Given exercise: Reply with one number: how many lines contain the word "Days".
※ ※ ※
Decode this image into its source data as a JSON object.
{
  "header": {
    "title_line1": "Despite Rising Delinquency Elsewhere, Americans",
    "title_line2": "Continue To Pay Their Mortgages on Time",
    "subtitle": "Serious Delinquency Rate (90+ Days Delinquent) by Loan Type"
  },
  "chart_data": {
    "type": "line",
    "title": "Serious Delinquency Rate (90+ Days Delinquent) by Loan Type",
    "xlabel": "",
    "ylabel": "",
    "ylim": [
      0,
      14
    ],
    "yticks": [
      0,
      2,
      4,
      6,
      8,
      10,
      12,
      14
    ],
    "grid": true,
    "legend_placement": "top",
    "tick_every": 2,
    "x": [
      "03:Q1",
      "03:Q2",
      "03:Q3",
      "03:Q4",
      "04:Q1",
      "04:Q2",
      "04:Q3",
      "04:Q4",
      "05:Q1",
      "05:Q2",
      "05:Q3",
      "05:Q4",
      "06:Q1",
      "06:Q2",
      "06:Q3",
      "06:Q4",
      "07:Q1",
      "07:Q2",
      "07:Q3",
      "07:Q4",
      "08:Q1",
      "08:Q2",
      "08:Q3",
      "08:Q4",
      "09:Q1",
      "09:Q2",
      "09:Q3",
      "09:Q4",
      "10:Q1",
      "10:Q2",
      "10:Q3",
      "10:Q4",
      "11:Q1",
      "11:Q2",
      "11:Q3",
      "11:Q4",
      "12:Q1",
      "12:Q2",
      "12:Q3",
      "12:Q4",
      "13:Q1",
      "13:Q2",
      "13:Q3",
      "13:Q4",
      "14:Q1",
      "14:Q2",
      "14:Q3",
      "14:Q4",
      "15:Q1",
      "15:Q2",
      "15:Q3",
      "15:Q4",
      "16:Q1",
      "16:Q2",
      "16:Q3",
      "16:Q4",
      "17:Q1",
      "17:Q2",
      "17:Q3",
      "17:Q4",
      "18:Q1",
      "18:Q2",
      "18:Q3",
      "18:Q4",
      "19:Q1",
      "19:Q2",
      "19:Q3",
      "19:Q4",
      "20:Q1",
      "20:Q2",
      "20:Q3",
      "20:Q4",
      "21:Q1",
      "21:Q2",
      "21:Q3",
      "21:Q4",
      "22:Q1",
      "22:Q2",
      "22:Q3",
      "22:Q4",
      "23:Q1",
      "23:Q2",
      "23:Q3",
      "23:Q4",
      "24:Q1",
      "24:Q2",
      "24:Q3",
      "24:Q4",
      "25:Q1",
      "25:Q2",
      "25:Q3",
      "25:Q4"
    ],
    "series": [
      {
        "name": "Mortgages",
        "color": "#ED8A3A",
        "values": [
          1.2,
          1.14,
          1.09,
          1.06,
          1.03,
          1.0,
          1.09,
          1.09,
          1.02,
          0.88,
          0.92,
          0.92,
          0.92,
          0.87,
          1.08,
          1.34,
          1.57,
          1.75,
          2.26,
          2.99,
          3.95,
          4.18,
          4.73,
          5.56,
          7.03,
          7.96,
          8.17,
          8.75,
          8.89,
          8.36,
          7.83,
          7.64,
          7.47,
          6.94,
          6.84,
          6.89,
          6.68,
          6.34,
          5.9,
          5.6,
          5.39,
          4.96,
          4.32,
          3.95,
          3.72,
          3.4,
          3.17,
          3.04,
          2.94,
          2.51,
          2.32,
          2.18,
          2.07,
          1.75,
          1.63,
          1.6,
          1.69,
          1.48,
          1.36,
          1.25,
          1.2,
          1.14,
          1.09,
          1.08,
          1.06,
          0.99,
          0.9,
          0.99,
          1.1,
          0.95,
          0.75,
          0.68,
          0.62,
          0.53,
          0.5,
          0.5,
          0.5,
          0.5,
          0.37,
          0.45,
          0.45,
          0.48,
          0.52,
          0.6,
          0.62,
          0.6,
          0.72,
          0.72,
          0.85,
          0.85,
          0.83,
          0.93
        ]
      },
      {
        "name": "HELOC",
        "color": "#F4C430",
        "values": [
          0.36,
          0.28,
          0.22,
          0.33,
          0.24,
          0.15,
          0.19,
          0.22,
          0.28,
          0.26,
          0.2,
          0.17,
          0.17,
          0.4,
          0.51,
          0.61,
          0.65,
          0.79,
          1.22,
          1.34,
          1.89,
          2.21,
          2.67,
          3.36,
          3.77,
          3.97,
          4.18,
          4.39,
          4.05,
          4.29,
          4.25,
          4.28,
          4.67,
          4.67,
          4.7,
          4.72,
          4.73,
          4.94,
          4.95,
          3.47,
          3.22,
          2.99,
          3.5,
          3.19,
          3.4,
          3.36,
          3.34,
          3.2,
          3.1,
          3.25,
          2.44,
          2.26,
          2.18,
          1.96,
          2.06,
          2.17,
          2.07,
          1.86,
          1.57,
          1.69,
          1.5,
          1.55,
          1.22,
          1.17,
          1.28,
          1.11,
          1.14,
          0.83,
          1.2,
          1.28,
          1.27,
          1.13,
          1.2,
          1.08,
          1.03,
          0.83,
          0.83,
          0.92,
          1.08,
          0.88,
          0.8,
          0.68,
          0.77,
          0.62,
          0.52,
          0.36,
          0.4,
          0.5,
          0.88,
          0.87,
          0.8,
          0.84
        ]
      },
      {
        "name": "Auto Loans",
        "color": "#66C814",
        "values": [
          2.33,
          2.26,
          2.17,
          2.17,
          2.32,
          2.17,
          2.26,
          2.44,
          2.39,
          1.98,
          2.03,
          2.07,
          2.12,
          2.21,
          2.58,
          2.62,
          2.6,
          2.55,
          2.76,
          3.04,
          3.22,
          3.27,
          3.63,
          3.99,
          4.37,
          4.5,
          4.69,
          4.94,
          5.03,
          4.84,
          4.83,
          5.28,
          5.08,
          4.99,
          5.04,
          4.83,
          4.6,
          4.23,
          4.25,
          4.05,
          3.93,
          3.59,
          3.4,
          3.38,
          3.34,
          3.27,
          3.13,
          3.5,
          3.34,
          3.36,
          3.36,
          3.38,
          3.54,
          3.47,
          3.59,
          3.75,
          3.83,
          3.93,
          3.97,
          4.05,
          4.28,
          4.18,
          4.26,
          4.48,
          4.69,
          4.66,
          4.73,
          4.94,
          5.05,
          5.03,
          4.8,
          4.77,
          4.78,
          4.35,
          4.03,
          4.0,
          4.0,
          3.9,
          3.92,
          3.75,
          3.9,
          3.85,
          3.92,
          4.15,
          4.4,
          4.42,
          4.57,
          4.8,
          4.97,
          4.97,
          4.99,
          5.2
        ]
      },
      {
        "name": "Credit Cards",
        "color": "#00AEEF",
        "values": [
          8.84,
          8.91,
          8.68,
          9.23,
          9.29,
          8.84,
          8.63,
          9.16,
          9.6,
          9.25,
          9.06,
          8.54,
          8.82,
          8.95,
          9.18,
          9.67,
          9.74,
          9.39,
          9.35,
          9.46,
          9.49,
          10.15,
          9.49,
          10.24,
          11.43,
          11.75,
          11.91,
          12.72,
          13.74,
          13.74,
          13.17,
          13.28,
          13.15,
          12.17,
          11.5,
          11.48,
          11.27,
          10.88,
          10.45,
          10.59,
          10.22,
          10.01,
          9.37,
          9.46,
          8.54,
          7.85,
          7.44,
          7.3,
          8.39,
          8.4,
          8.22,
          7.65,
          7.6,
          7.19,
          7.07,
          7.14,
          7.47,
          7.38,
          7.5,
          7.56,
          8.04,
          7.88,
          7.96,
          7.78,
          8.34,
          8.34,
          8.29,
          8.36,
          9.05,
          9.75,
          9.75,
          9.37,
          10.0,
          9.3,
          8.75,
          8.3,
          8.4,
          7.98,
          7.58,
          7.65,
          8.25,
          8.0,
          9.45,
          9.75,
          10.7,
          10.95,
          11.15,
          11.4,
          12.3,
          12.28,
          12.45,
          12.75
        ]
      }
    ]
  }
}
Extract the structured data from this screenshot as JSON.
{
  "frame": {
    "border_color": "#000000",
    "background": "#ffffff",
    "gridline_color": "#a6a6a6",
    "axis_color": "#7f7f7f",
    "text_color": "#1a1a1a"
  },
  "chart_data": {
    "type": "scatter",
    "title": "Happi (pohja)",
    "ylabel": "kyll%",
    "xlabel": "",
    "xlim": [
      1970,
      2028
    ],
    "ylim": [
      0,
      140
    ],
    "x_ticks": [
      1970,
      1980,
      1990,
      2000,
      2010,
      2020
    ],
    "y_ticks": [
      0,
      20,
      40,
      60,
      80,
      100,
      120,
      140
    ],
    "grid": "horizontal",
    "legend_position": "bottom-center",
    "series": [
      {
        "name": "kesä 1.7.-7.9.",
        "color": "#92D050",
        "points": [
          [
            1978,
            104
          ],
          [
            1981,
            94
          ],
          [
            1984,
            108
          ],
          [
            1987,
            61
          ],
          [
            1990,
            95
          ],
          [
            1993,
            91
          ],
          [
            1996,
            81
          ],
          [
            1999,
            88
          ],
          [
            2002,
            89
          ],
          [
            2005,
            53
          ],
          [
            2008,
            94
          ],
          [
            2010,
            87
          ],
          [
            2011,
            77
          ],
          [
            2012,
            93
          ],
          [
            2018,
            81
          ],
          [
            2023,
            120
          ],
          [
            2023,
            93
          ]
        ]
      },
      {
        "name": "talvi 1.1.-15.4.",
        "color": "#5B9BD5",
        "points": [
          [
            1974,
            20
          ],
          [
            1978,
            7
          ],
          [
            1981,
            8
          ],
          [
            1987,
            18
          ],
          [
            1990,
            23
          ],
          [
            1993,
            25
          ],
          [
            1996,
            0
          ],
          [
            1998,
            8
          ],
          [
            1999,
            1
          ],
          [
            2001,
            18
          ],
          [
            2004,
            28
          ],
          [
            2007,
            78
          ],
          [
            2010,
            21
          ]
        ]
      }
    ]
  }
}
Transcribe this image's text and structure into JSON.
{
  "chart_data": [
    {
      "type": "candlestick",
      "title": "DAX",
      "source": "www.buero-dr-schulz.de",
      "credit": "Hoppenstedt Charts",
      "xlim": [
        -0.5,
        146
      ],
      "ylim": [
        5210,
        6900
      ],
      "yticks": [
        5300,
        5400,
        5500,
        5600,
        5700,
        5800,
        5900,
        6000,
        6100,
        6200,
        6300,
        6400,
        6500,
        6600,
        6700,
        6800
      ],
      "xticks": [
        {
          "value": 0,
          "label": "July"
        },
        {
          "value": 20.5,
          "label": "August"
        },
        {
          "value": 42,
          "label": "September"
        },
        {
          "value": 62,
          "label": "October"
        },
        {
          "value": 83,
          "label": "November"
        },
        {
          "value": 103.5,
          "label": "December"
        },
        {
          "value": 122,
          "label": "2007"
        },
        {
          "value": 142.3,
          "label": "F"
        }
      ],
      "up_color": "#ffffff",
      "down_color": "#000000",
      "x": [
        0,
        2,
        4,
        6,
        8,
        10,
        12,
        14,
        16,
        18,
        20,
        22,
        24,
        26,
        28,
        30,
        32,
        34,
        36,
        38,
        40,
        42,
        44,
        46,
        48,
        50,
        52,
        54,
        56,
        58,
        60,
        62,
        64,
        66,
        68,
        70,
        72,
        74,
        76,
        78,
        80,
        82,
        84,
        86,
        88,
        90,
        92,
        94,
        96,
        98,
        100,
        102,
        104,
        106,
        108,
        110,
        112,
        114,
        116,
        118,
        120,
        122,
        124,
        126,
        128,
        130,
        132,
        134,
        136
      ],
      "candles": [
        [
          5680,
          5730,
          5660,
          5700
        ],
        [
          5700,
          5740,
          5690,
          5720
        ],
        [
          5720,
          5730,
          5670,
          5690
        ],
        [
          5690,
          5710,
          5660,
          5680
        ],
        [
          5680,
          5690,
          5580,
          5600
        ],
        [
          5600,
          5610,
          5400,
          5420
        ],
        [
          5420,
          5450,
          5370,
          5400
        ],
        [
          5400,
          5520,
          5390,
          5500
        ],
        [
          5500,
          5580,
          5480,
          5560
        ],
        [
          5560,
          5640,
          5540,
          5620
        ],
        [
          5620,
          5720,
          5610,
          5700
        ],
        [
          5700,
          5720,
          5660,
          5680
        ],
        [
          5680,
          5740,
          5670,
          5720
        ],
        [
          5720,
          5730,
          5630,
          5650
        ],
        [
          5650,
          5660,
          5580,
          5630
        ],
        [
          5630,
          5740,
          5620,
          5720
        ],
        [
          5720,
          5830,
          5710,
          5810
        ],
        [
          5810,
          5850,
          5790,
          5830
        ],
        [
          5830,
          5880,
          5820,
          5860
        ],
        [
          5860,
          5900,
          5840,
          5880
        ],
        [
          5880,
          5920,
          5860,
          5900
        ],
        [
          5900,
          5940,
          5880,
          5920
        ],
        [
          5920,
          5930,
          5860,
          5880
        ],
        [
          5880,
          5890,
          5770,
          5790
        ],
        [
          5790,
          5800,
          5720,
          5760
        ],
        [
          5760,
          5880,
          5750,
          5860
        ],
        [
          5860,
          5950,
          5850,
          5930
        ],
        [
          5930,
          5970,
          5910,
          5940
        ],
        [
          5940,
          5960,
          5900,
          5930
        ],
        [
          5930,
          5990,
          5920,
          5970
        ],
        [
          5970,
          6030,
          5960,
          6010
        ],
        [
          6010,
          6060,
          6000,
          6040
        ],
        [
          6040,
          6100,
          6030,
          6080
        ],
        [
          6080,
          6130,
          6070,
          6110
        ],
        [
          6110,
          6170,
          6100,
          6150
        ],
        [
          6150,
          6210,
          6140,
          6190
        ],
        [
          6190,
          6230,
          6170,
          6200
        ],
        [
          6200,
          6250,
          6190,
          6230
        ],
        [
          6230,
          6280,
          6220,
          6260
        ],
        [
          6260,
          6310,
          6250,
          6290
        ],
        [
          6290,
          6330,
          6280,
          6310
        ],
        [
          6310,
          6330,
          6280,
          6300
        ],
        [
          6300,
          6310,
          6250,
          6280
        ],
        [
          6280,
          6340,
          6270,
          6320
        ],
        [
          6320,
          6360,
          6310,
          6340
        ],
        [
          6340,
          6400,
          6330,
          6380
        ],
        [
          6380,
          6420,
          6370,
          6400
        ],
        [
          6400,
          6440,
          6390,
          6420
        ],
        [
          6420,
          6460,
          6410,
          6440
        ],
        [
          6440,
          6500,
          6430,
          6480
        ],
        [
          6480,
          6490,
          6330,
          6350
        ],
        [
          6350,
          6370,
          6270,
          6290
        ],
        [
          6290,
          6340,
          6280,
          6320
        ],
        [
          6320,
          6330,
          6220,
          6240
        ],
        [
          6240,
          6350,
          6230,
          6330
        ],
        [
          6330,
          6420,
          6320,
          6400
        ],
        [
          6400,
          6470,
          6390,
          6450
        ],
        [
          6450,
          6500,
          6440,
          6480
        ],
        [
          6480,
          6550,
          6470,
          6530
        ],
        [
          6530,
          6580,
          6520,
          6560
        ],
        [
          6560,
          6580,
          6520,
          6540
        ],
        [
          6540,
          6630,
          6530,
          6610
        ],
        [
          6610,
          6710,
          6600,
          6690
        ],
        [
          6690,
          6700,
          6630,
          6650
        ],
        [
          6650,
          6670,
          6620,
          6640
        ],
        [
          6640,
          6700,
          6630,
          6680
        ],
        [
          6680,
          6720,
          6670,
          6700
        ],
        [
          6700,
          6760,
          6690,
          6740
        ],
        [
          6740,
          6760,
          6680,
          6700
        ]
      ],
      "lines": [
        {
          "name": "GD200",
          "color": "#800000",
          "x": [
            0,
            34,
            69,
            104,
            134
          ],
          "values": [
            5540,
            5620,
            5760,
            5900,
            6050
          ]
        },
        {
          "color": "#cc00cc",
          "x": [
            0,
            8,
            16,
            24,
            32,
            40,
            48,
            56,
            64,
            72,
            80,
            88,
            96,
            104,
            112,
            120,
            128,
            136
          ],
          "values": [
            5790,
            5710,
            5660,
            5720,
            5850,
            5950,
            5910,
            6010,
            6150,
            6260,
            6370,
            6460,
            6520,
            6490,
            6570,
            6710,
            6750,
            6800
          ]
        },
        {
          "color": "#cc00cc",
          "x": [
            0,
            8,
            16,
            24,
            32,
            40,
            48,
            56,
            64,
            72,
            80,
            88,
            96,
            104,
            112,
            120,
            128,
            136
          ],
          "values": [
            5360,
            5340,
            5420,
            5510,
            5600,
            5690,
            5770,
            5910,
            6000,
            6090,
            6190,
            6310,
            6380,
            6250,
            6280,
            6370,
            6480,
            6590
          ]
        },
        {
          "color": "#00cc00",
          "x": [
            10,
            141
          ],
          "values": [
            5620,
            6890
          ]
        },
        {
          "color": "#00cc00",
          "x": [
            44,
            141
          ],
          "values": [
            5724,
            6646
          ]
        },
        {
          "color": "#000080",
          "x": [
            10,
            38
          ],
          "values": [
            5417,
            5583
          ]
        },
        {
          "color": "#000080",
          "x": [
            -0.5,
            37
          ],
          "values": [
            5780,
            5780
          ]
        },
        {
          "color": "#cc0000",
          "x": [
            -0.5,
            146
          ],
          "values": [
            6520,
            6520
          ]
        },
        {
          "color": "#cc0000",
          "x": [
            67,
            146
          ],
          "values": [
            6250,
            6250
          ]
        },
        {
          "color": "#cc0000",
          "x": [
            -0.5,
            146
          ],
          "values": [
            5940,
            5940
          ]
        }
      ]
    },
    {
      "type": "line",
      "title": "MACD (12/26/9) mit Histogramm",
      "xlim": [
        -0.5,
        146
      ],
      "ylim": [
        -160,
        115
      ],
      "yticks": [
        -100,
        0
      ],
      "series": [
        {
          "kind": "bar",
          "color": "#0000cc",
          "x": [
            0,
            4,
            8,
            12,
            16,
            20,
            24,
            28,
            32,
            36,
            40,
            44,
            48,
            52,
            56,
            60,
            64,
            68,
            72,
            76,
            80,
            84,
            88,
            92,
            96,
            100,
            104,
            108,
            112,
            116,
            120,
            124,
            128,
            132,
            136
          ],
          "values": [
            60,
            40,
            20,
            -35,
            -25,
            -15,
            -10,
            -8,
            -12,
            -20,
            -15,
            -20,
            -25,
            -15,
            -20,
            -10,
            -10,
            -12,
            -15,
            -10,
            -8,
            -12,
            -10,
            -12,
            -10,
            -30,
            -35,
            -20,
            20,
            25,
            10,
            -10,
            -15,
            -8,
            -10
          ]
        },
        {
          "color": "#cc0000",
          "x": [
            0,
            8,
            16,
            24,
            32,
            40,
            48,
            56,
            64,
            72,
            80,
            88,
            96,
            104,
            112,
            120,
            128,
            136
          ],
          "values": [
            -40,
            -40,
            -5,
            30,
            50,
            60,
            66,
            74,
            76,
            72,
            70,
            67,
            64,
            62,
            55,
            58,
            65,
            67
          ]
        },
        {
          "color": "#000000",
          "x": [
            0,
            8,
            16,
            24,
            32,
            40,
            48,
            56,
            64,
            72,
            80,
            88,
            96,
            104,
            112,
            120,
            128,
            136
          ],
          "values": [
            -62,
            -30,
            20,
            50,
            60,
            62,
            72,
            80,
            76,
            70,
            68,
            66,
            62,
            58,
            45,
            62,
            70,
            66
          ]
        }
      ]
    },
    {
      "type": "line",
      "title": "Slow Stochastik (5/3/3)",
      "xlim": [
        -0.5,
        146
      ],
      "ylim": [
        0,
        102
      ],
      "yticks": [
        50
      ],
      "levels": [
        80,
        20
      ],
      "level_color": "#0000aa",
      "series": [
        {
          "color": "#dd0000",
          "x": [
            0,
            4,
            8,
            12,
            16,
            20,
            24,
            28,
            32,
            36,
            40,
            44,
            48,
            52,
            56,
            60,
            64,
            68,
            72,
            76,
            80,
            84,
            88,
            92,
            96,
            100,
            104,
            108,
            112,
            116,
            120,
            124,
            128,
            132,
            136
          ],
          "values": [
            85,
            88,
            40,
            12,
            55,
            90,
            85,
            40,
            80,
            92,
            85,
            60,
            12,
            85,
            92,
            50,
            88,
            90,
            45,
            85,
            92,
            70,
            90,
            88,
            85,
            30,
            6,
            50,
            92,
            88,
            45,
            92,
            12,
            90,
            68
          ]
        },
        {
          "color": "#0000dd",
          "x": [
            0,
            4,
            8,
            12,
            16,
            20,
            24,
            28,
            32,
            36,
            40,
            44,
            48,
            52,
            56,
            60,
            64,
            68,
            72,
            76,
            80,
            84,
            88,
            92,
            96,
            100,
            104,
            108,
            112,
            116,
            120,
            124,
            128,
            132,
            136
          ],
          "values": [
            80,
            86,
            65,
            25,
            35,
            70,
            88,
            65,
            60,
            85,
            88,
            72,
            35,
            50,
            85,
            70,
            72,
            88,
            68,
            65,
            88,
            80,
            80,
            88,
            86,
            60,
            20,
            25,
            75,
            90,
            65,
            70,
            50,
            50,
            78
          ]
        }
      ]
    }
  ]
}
※ ※ ※
Complete output: 2